__Stored rows__:
+---+
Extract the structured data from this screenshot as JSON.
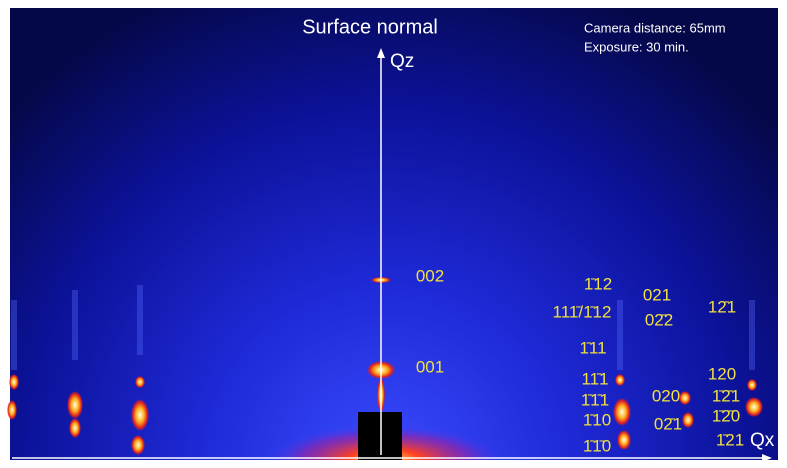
{
  "axes": {
    "z_title": "Surface normal",
    "z_axis": "Qz",
    "x_axis": "Qx"
  },
  "info": [
    "Camera distance: 65mm",
    "Exposure: 30 min."
  ],
  "reflections": [
    {
      "label": "002"
    },
    {
      "label": "001"
    },
    {
      "label": "1̄12"
    },
    {
      "label": "111̄/1̄12"
    },
    {
      "label": "1̄11"
    },
    {
      "label": "11̄1"
    },
    {
      "label": "1̄1̄1"
    },
    {
      "label": "1̄10"
    },
    {
      "label": "1̄1̄0"
    },
    {
      "label": "021"
    },
    {
      "label": "02̄2"
    },
    {
      "label": "020"
    },
    {
      "label": "02̄1"
    },
    {
      "label": "12̄1"
    },
    {
      "label": "120"
    },
    {
      "label": "1̄2̄1"
    },
    {
      "label": "1̄2̄0"
    },
    {
      "label": "1̄21"
    }
  ]
}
+---+
__Stated goal__: Take the listing above and print it exactly, apart from the pictures.

__Response__:
Extract the structured data from this screenshot as JSON.
{
  "axes": {
    "z_title": "Surface normal",
    "z_axis": "Qz",
    "x_axis": "Qx"
  },
  "info": [
    "Camera distance: 65mm",
    "Exposure: 30 min."
  ],
  "reflections": [
    {
      "label": "002"
    },
    {
      "label": "001"
    },
    {
      "label": "1̄12"
    },
    {
      "label": "111̄/1̄12"
    },
    {
      "label": "1̄11"
    },
    {
      "label": "11̄1"
    },
    {
      "label": "1̄1̄1"
    },
    {
      "label": "1̄10"
    },
    {
      "label": "1̄1̄0"
    },
    {
      "label": "021"
    },
    {
      "label": "02̄2"
    },
    {
      "label": "020"
    },
    {
      "label": "02̄1"
    },
    {
      "label": "12̄1"
    },
    {
      "label": "120"
    },
    {
      "label": "1̄2̄1"
    },
    {
      "label": "1̄2̄0"
    },
    {
      "label": "1̄21"
    }
  ]
}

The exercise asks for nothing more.